## WRITTEN TASK
Your task is to extract every line from the material below exactly.

## Data items
----------------------------------------

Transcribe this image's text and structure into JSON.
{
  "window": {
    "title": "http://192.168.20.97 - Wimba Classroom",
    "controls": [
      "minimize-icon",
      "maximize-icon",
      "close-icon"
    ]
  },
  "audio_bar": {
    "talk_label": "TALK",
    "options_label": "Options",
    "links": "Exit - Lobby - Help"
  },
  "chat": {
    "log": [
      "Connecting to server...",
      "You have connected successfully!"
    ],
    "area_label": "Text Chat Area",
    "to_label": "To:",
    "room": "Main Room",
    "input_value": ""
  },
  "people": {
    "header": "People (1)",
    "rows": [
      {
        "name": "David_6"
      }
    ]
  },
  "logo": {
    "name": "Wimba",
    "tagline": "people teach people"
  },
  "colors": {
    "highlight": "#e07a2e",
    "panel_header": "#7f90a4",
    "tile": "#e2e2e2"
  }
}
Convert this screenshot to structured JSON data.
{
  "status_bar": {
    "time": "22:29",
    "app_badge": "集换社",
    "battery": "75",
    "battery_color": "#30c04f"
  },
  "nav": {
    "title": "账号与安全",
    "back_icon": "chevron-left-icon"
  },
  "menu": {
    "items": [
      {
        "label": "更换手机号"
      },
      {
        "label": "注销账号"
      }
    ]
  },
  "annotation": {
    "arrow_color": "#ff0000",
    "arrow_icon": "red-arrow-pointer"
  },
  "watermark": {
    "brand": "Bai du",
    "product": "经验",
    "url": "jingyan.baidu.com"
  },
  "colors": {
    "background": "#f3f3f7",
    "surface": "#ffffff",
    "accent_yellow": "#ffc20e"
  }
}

----------------------------------------

## EXERCISE ANSWER
Transcribe this image's text and structure into JSON.
{
  "window": {
    "title": "http://192.168.20.97 - Wimba Classroom",
    "controls": [
      "minimize-icon",
      "maximize-icon",
      "close-icon"
    ]
  },
  "audio_bar": {
    "talk_label": "TALK",
    "options_label": "Options",
    "links": "Exit - Lobby - Help"
  },
  "chat": {
    "log": [
      "Connecting to server...",
      "You have connected successfully!"
    ],
    "area_label": "Text Chat Area",
    "to_label": "To:",
    "room": "Main Room",
    "input_value": ""
  },
  "people": {
    "header": "People (1)",
    "rows": [
      {
        "name": "David_6"
      }
    ]
  },
  "logo": {
    "name": "Wimba",
    "tagline": "people teach people"
  },
  "colors": {
    "highlight": "#e07a2e",
    "panel_header": "#7f90a4",
    "tile": "#e2e2e2"
  }
}
Convert this screenshot to structured JSON data.
{
  "status_bar": {
    "time": "22:29",
    "app_badge": "集换社",
    "battery": "75",
    "battery_color": "#30c04f"
  },
  "nav": {
    "title": "账号与安全",
    "back_icon": "chevron-left-icon"
  },
  "menu": {
    "items": [
      {
        "label": "更换手机号"
      },
      {
        "label": "注销账号"
      }
    ]
  },
  "annotation": {
    "arrow_color": "#ff0000",
    "arrow_icon": "red-arrow-pointer"
  },
  "watermark": {
    "brand": "Bai du",
    "product": "经验",
    "url": "jingyan.baidu.com"
  },
  "colors": {
    "background": "#f3f3f7",
    "surface": "#ffffff",
    "accent_yellow": "#ffc20e"
  }
}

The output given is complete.